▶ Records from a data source

——————————

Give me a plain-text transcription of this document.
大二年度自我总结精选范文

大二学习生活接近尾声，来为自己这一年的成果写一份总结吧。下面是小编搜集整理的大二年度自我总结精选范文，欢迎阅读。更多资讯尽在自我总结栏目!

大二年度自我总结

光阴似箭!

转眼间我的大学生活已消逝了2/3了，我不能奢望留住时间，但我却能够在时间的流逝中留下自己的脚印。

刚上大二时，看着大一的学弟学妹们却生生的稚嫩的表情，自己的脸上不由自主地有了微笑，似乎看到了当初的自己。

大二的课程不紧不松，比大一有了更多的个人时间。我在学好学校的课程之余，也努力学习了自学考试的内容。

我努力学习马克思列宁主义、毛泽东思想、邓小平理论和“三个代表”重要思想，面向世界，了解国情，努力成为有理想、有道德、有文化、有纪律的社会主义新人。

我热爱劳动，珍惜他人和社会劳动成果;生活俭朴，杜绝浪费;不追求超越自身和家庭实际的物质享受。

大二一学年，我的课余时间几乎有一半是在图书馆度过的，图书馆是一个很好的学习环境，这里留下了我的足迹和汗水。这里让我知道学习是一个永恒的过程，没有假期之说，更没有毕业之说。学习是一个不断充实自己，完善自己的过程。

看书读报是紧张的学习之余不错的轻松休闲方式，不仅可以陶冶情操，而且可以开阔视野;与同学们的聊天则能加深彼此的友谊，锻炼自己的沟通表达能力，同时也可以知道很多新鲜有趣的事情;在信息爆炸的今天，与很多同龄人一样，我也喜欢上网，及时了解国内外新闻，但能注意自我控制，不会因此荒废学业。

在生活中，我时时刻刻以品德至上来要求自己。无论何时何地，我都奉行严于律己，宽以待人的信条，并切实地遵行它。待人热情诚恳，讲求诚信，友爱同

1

——————————

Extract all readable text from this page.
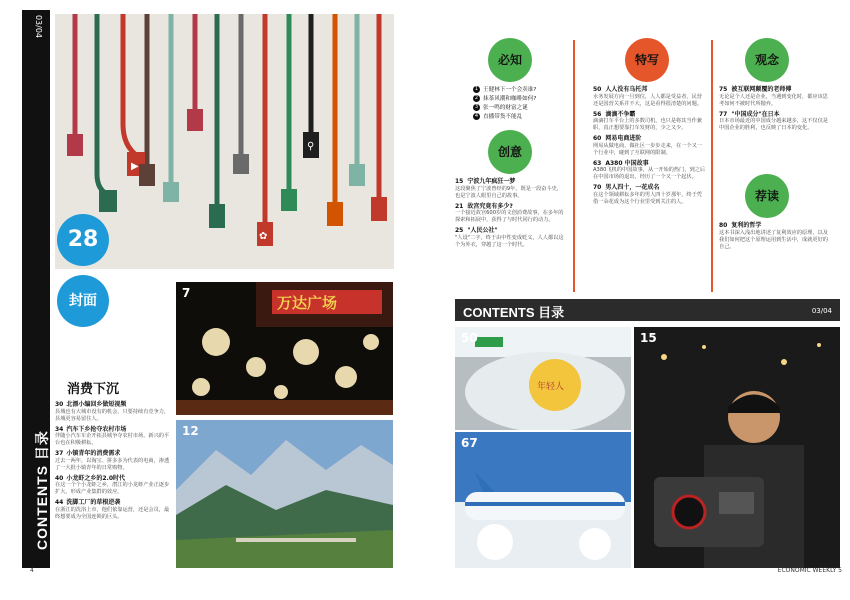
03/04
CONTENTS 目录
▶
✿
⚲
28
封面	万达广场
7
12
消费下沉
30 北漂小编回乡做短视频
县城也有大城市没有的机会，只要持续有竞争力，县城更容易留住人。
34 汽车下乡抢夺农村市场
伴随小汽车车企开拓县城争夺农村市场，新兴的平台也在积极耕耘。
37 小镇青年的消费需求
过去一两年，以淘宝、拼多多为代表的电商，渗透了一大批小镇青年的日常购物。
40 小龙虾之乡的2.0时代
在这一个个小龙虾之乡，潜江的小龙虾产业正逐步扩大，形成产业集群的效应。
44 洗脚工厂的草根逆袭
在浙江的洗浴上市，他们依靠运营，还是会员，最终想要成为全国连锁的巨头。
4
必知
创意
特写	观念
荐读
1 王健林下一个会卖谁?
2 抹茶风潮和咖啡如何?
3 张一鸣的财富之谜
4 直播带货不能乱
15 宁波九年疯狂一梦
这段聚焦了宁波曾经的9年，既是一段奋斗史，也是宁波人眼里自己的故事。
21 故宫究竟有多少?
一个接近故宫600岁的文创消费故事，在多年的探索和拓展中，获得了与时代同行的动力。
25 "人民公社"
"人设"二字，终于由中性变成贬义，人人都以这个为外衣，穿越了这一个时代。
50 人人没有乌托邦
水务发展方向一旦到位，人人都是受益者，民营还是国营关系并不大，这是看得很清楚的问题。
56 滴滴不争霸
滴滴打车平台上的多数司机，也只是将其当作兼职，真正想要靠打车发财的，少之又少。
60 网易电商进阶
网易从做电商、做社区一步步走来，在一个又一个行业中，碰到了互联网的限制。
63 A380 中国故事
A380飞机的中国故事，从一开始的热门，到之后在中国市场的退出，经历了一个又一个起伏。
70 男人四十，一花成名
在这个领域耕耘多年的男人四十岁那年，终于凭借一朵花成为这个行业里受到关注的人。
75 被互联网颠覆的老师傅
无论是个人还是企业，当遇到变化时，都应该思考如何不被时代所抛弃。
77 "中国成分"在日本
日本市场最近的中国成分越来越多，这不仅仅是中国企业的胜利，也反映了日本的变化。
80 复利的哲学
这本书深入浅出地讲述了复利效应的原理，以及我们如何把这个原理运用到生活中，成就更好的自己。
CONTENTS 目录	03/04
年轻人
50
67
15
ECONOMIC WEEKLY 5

——————————

▶ Your instructions
Scan the listing above. Gather each line that contains the word "text".

▶ Exercise response
Give me a plain-text transcription of this document.
Extract all readable text from this page.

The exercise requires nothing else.